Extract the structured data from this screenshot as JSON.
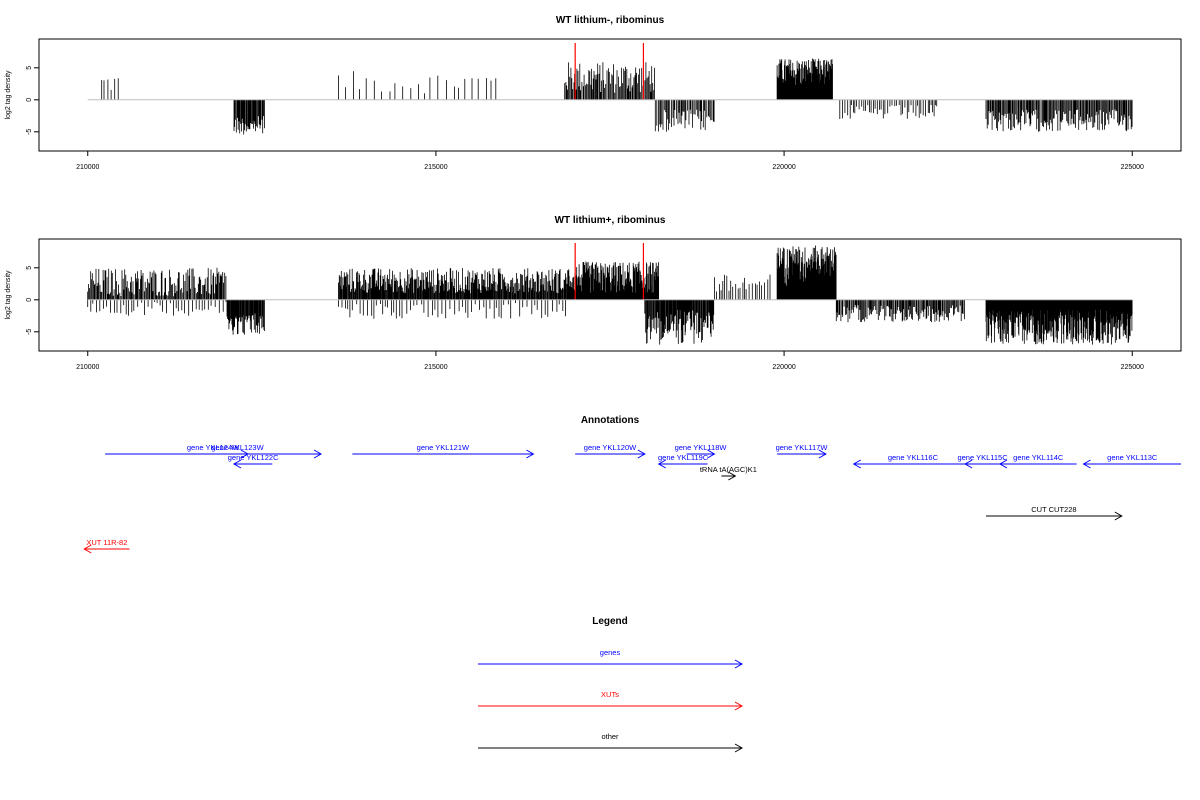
{
  "colors": {
    "gene": "#0000ff",
    "xut": "#ff0000",
    "other": "#000000",
    "marker": "#ff0000",
    "bar": "#000000",
    "baseline": "#bebebe"
  },
  "chart_data": [
    {
      "type": "bar",
      "title": "WT lithium-, ribominus",
      "ylabel": "log2 tag density",
      "xlim": [
        209300,
        225700
      ],
      "ylim": [
        -8,
        9.5
      ],
      "xticks": [
        "210000",
        "215000",
        "220000",
        "225000"
      ],
      "yticks": [
        "-5",
        "0",
        "5"
      ],
      "markers": [
        217000,
        217980
      ],
      "segments": [
        {
          "from": 210200,
          "to": 210450,
          "min": 1,
          "max": 4.2,
          "step": 40,
          "sign": 1
        },
        {
          "from": 212100,
          "to": 212550,
          "min": 2.5,
          "max": 5.5,
          "step": 12,
          "sign": -1
        },
        {
          "from": 213600,
          "to": 215900,
          "min": 1,
          "max": 4.5,
          "step": 90,
          "sign": 1
        },
        {
          "from": 216850,
          "to": 218150,
          "min": 1,
          "max": 6,
          "step": 14,
          "sign": 1
        },
        {
          "from": 218150,
          "to": 219000,
          "min": 1.5,
          "max": 5,
          "step": 18,
          "sign": -1
        },
        {
          "from": 219900,
          "to": 220700,
          "min": 2,
          "max": 6.5,
          "step": 6,
          "sign": 1
        },
        {
          "from": 220800,
          "to": 222200,
          "min": 0.8,
          "max": 3.2,
          "step": 30,
          "sign": -1
        },
        {
          "from": 222900,
          "to": 225000,
          "min": 1.5,
          "max": 5,
          "step": 14,
          "sign": -1
        }
      ]
    },
    {
      "type": "bar",
      "title": "WT lithium+, ribominus",
      "ylabel": "log2 tag density",
      "xlim": [
        209300,
        225700
      ],
      "ylim": [
        -8,
        9.5
      ],
      "xticks": [
        "210000",
        "215000",
        "220000",
        "225000"
      ],
      "yticks": [
        "-5",
        "0",
        "5"
      ],
      "markers": [
        217000,
        217980
      ],
      "segments": [
        {
          "from": 210000,
          "to": 212000,
          "min": 0.5,
          "max": 5,
          "step": 14,
          "sign": 1
        },
        {
          "from": 210000,
          "to": 212000,
          "min": 0.3,
          "max": 2.5,
          "step": 45,
          "sign": -1
        },
        {
          "from": 212000,
          "to": 212550,
          "min": 2,
          "max": 5.5,
          "step": 10,
          "sign": -1
        },
        {
          "from": 213600,
          "to": 216900,
          "min": 1,
          "max": 5,
          "step": 10,
          "sign": 1
        },
        {
          "from": 213600,
          "to": 216900,
          "min": 0.5,
          "max": 3,
          "step": 50,
          "sign": -1
        },
        {
          "from": 216900,
          "to": 218200,
          "min": 1,
          "max": 6,
          "step": 7,
          "sign": 1
        },
        {
          "from": 218000,
          "to": 219000,
          "min": 1.5,
          "max": 7,
          "step": 10,
          "sign": -1
        },
        {
          "from": 219000,
          "to": 219800,
          "min": 0.8,
          "max": 4,
          "step": 35,
          "sign": 1
        },
        {
          "from": 219900,
          "to": 220750,
          "min": 2,
          "max": 8.5,
          "step": 4,
          "sign": 1
        },
        {
          "from": 220750,
          "to": 222600,
          "min": 0.8,
          "max": 3.5,
          "step": 14,
          "sign": -1
        },
        {
          "from": 222900,
          "to": 225000,
          "min": 1.5,
          "max": 7,
          "step": 6,
          "sign": -1
        }
      ]
    }
  ],
  "annotations": {
    "title": "Annotations",
    "genes": [
      {
        "label": "gene YKL124W",
        "from": 210250,
        "to": 213350,
        "dir": "right",
        "row": 0
      },
      {
        "label": "gene YKL123W",
        "from": 212000,
        "to": 212300,
        "dir": "right",
        "row": 0
      },
      {
        "label": "gene YKL122C",
        "from": 212100,
        "to": 212650,
        "dir": "left",
        "row": 1
      },
      {
        "label": "gene YKL121W",
        "from": 213800,
        "to": 216400,
        "dir": "right",
        "row": 0
      },
      {
        "label": "gene YKL120W",
        "from": 217000,
        "to": 218000,
        "dir": "right",
        "row": 0
      },
      {
        "label": "gene YKL119C",
        "from": 218200,
        "to": 218900,
        "dir": "left",
        "row": 1
      },
      {
        "label": "gene YKL118W",
        "from": 218600,
        "to": 219000,
        "dir": "right",
        "row": 0
      },
      {
        "label": "gene YKL117W",
        "from": 219900,
        "to": 220600,
        "dir": "right",
        "row": 0
      },
      {
        "label": "gene YKL116C",
        "from": 221000,
        "to": 222700,
        "dir": "left",
        "row": 1
      },
      {
        "label": "gene YKL115C",
        "from": 222600,
        "to": 223100,
        "dir": "left",
        "row": 1
      },
      {
        "label": "gene YKL114C",
        "from": 223100,
        "to": 224200,
        "dir": "left",
        "row": 1
      },
      {
        "label": "gene YKL113C",
        "from": 224300,
        "to": 225700,
        "dir": "left",
        "row": 1
      }
    ],
    "others": [
      {
        "label": "tRNA tA(AGC)K1",
        "from": 219100,
        "to": 219300,
        "dir": "right",
        "row": 2
      },
      {
        "label": "CUT CUT228",
        "from": 222900,
        "to": 224850,
        "dir": "right",
        "row": 3
      }
    ],
    "xuts": [
      {
        "label": "XUT 11R-82",
        "from": 209950,
        "to": 210600,
        "dir": "left",
        "row": 4
      }
    ]
  },
  "legend": {
    "title": "Legend",
    "items": [
      {
        "label": "genes",
        "kind": "gene"
      },
      {
        "label": "XUTs",
        "kind": "xut"
      },
      {
        "label": "other",
        "kind": "other"
      }
    ]
  }
}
· · ·
• [EXERCISE]: The material shown above is to be repeated verbatim, and its pictures are to be omitted.

• [EXERCISE SOLUTION]:
Extract the structured data from this screenshot as JSON.
{
  "colors": {
    "gene": "#0000ff",
    "xut": "#ff0000",
    "other": "#000000",
    "marker": "#ff0000",
    "bar": "#000000",
    "baseline": "#bebebe"
  },
  "chart_data": [
    {
      "type": "bar",
      "title": "WT lithium-, ribominus",
      "ylabel": "log2 tag density",
      "xlim": [
        209300,
        225700
      ],
      "ylim": [
        -8,
        9.5
      ],
      "xticks": [
        "210000",
        "215000",
        "220000",
        "225000"
      ],
      "yticks": [
        "-5",
        "0",
        "5"
      ],
      "markers": [
        217000,
        217980
      ],
      "segments": [
        {
          "from": 210200,
          "to": 210450,
          "min": 1,
          "max": 4.2,
          "step": 40,
          "sign": 1
        },
        {
          "from": 212100,
          "to": 212550,
          "min": 2.5,
          "max": 5.5,
          "step": 12,
          "sign": -1
        },
        {
          "from": 213600,
          "to": 215900,
          "min": 1,
          "max": 4.5,
          "step": 90,
          "sign": 1
        },
        {
          "from": 216850,
          "to": 218150,
          "min": 1,
          "max": 6,
          "step": 14,
          "sign": 1
        },
        {
          "from": 218150,
          "to": 219000,
          "min": 1.5,
          "max": 5,
          "step": 18,
          "sign": -1
        },
        {
          "from": 219900,
          "to": 220700,
          "min": 2,
          "max": 6.5,
          "step": 6,
          "sign": 1
        },
        {
          "from": 220800,
          "to": 222200,
          "min": 0.8,
          "max": 3.2,
          "step": 30,
          "sign": -1
        },
        {
          "from": 222900,
          "to": 225000,
          "min": 1.5,
          "max": 5,
          "step": 14,
          "sign": -1
        }
      ]
    },
    {
      "type": "bar",
      "title": "WT lithium+, ribominus",
      "ylabel": "log2 tag density",
      "xlim": [
        209300,
        225700
      ],
      "ylim": [
        -8,
        9.5
      ],
      "xticks": [
        "210000",
        "215000",
        "220000",
        "225000"
      ],
      "yticks": [
        "-5",
        "0",
        "5"
      ],
      "markers": [
        217000,
        217980
      ],
      "segments": [
        {
          "from": 210000,
          "to": 212000,
          "min": 0.5,
          "max": 5,
          "step": 14,
          "sign": 1
        },
        {
          "from": 210000,
          "to": 212000,
          "min": 0.3,
          "max": 2.5,
          "step": 45,
          "sign": -1
        },
        {
          "from": 212000,
          "to": 212550,
          "min": 2,
          "max": 5.5,
          "step": 10,
          "sign": -1
        },
        {
          "from": 213600,
          "to": 216900,
          "min": 1,
          "max": 5,
          "step": 10,
          "sign": 1
        },
        {
          "from": 213600,
          "to": 216900,
          "min": 0.5,
          "max": 3,
          "step": 50,
          "sign": -1
        },
        {
          "from": 216900,
          "to": 218200,
          "min": 1,
          "max": 6,
          "step": 7,
          "sign": 1
        },
        {
          "from": 218000,
          "to": 219000,
          "min": 1.5,
          "max": 7,
          "step": 10,
          "sign": -1
        },
        {
          "from": 219000,
          "to": 219800,
          "min": 0.8,
          "max": 4,
          "step": 35,
          "sign": 1
        },
        {
          "from": 219900,
          "to": 220750,
          "min": 2,
          "max": 8.5,
          "step": 4,
          "sign": 1
        },
        {
          "from": 220750,
          "to": 222600,
          "min": 0.8,
          "max": 3.5,
          "step": 14,
          "sign": -1
        },
        {
          "from": 222900,
          "to": 225000,
          "min": 1.5,
          "max": 7,
          "step": 6,
          "sign": -1
        }
      ]
    }
  ],
  "annotations": {
    "title": "Annotations",
    "genes": [
      {
        "label": "gene YKL124W",
        "from": 210250,
        "to": 213350,
        "dir": "right",
        "row": 0
      },
      {
        "label": "gene YKL123W",
        "from": 212000,
        "to": 212300,
        "dir": "right",
        "row": 0
      },
      {
        "label": "gene YKL122C",
        "from": 212100,
        "to": 212650,
        "dir": "left",
        "row": 1
      },
      {
        "label": "gene YKL121W",
        "from": 213800,
        "to": 216400,
        "dir": "right",
        "row": 0
      },
      {
        "label": "gene YKL120W",
        "from": 217000,
        "to": 218000,
        "dir": "right",
        "row": 0
      },
      {
        "label": "gene YKL119C",
        "from": 218200,
        "to": 218900,
        "dir": "left",
        "row": 1
      },
      {
        "label": "gene YKL118W",
        "from": 218600,
        "to": 219000,
        "dir": "right",
        "row": 0
      },
      {
        "label": "gene YKL117W",
        "from": 219900,
        "to": 220600,
        "dir": "right",
        "row": 0
      },
      {
        "label": "gene YKL116C",
        "from": 221000,
        "to": 222700,
        "dir": "left",
        "row": 1
      },
      {
        "label": "gene YKL115C",
        "from": 222600,
        "to": 223100,
        "dir": "left",
        "row": 1
      },
      {
        "label": "gene YKL114C",
        "from": 223100,
        "to": 224200,
        "dir": "left",
        "row": 1
      },
      {
        "label": "gene YKL113C",
        "from": 224300,
        "to": 225700,
        "dir": "left",
        "row": 1
      }
    ],
    "others": [
      {
        "label": "tRNA tA(AGC)K1",
        "from": 219100,
        "to": 219300,
        "dir": "right",
        "row": 2
      },
      {
        "label": "CUT CUT228",
        "from": 222900,
        "to": 224850,
        "dir": "right",
        "row": 3
      }
    ],
    "xuts": [
      {
        "label": "XUT 11R-82",
        "from": 209950,
        "to": 210600,
        "dir": "left",
        "row": 4
      }
    ]
  },
  "legend": {
    "title": "Legend",
    "items": [
      {
        "label": "genes",
        "kind": "gene"
      },
      {
        "label": "XUTs",
        "kind": "xut"
      },
      {
        "label": "other",
        "kind": "other"
      }
    ]
  }
}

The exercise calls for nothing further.